▸ Material for this task:
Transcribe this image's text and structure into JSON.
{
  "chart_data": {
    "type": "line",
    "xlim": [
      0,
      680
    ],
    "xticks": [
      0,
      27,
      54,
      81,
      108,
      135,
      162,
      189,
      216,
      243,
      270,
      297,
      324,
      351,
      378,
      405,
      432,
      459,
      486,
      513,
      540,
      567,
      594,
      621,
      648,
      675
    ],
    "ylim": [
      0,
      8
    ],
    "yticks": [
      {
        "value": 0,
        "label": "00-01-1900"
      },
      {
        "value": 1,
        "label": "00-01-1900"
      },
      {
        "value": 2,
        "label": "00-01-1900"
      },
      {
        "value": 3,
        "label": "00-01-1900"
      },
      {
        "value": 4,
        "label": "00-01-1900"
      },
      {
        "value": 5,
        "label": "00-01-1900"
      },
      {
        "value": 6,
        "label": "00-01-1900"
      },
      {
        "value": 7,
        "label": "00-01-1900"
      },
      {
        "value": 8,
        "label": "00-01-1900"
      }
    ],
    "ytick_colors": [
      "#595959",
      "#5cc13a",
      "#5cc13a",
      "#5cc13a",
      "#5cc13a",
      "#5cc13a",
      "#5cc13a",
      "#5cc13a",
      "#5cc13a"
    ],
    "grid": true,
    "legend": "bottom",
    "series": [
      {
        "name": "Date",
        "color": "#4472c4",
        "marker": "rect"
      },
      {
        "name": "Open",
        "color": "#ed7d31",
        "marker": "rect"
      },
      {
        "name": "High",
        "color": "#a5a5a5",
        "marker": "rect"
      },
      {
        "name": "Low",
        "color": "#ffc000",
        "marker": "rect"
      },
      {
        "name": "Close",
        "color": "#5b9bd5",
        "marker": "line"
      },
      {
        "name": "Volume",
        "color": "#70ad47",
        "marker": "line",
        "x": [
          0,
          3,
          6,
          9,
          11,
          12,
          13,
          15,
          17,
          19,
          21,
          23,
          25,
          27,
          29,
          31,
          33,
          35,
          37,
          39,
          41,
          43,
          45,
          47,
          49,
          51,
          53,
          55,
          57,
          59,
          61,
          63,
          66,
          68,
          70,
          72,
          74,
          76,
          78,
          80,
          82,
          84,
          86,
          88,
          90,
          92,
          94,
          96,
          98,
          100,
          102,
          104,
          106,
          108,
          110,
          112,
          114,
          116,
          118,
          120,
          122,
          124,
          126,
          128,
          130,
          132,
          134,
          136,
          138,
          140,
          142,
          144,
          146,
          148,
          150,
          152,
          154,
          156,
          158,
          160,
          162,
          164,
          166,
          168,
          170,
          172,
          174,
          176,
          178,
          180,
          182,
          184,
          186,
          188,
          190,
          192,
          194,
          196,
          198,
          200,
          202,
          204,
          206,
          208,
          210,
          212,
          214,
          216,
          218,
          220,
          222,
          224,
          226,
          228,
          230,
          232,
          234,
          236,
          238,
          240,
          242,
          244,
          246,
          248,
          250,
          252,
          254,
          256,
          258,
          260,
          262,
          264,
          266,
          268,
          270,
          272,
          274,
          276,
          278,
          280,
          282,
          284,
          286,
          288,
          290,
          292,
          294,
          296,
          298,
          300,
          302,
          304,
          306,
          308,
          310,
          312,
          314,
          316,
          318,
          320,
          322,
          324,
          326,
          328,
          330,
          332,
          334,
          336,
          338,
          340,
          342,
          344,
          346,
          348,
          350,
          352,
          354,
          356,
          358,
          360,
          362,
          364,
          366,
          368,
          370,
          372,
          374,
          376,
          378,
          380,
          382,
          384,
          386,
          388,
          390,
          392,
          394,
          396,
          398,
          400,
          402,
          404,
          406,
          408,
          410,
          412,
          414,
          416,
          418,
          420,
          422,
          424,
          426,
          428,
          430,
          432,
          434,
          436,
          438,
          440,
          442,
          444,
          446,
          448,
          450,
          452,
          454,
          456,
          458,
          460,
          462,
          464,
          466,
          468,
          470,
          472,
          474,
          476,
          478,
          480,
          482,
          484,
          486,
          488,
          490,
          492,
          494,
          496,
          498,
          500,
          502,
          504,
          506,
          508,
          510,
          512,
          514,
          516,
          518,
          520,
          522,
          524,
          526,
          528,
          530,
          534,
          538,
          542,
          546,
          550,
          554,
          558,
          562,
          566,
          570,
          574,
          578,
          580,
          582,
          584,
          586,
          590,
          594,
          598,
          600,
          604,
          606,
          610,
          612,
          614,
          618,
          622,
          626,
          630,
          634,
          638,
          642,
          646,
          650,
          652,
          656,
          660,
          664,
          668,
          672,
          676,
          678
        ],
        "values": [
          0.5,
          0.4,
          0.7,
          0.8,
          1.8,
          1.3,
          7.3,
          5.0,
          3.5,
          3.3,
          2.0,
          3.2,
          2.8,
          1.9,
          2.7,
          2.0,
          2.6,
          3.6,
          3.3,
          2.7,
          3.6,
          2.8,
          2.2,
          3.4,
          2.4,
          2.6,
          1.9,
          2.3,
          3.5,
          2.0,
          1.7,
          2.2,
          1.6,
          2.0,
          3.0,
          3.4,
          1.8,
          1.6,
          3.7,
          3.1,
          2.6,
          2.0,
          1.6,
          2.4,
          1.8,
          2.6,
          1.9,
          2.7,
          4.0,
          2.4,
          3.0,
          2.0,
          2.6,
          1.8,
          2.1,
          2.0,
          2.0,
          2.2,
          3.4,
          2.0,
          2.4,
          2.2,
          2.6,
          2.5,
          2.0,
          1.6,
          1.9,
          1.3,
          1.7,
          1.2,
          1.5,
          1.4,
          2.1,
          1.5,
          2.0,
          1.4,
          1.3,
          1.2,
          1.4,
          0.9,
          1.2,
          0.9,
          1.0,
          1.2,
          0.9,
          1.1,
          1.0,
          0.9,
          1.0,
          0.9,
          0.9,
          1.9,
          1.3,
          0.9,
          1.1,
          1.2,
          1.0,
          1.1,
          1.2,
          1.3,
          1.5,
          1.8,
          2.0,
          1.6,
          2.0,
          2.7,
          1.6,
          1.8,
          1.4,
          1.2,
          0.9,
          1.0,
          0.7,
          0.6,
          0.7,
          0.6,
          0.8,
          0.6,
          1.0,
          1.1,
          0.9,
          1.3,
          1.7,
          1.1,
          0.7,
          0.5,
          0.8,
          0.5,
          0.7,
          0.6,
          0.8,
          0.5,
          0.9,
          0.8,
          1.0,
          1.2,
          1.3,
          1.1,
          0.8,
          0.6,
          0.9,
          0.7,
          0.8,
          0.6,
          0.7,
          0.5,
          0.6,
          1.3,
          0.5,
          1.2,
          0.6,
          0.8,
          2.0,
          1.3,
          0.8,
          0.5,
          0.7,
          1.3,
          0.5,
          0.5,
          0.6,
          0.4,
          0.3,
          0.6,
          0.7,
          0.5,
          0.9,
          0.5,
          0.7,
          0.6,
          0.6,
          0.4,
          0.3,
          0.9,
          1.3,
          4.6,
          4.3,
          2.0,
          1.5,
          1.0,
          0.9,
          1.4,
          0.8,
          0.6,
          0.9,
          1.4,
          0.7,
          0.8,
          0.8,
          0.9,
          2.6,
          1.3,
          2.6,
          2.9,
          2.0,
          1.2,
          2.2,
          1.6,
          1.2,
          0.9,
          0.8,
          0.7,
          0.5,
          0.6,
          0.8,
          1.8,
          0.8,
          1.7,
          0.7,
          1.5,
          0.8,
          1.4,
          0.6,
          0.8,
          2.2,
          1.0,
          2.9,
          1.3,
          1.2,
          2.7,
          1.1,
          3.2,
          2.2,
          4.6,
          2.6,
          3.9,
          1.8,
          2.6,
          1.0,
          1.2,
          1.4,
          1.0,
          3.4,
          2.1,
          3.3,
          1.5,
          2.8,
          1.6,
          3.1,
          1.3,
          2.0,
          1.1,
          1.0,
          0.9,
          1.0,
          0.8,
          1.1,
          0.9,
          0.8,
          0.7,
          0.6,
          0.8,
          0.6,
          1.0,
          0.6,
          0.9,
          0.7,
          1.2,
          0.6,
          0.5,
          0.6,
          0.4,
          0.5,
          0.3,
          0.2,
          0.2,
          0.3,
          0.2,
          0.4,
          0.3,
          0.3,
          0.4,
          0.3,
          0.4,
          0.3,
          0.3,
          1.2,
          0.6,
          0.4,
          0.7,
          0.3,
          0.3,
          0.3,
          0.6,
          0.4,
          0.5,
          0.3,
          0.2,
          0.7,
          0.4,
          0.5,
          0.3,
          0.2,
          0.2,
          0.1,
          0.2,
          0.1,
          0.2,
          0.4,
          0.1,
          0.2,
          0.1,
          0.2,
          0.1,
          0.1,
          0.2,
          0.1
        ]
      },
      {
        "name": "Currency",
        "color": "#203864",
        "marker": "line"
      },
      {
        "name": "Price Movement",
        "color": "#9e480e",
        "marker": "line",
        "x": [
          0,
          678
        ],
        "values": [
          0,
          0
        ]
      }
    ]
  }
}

▸ Task directions:
Return each line that includes "name".

▸ Exercise solution:
        "name": "Date",
        "name": "Open",
        "name": "High",
        "name": "Low",
        "name": "Close",
        "name": "Volume",
        "name": "Currency",
        "name": "Price Movement",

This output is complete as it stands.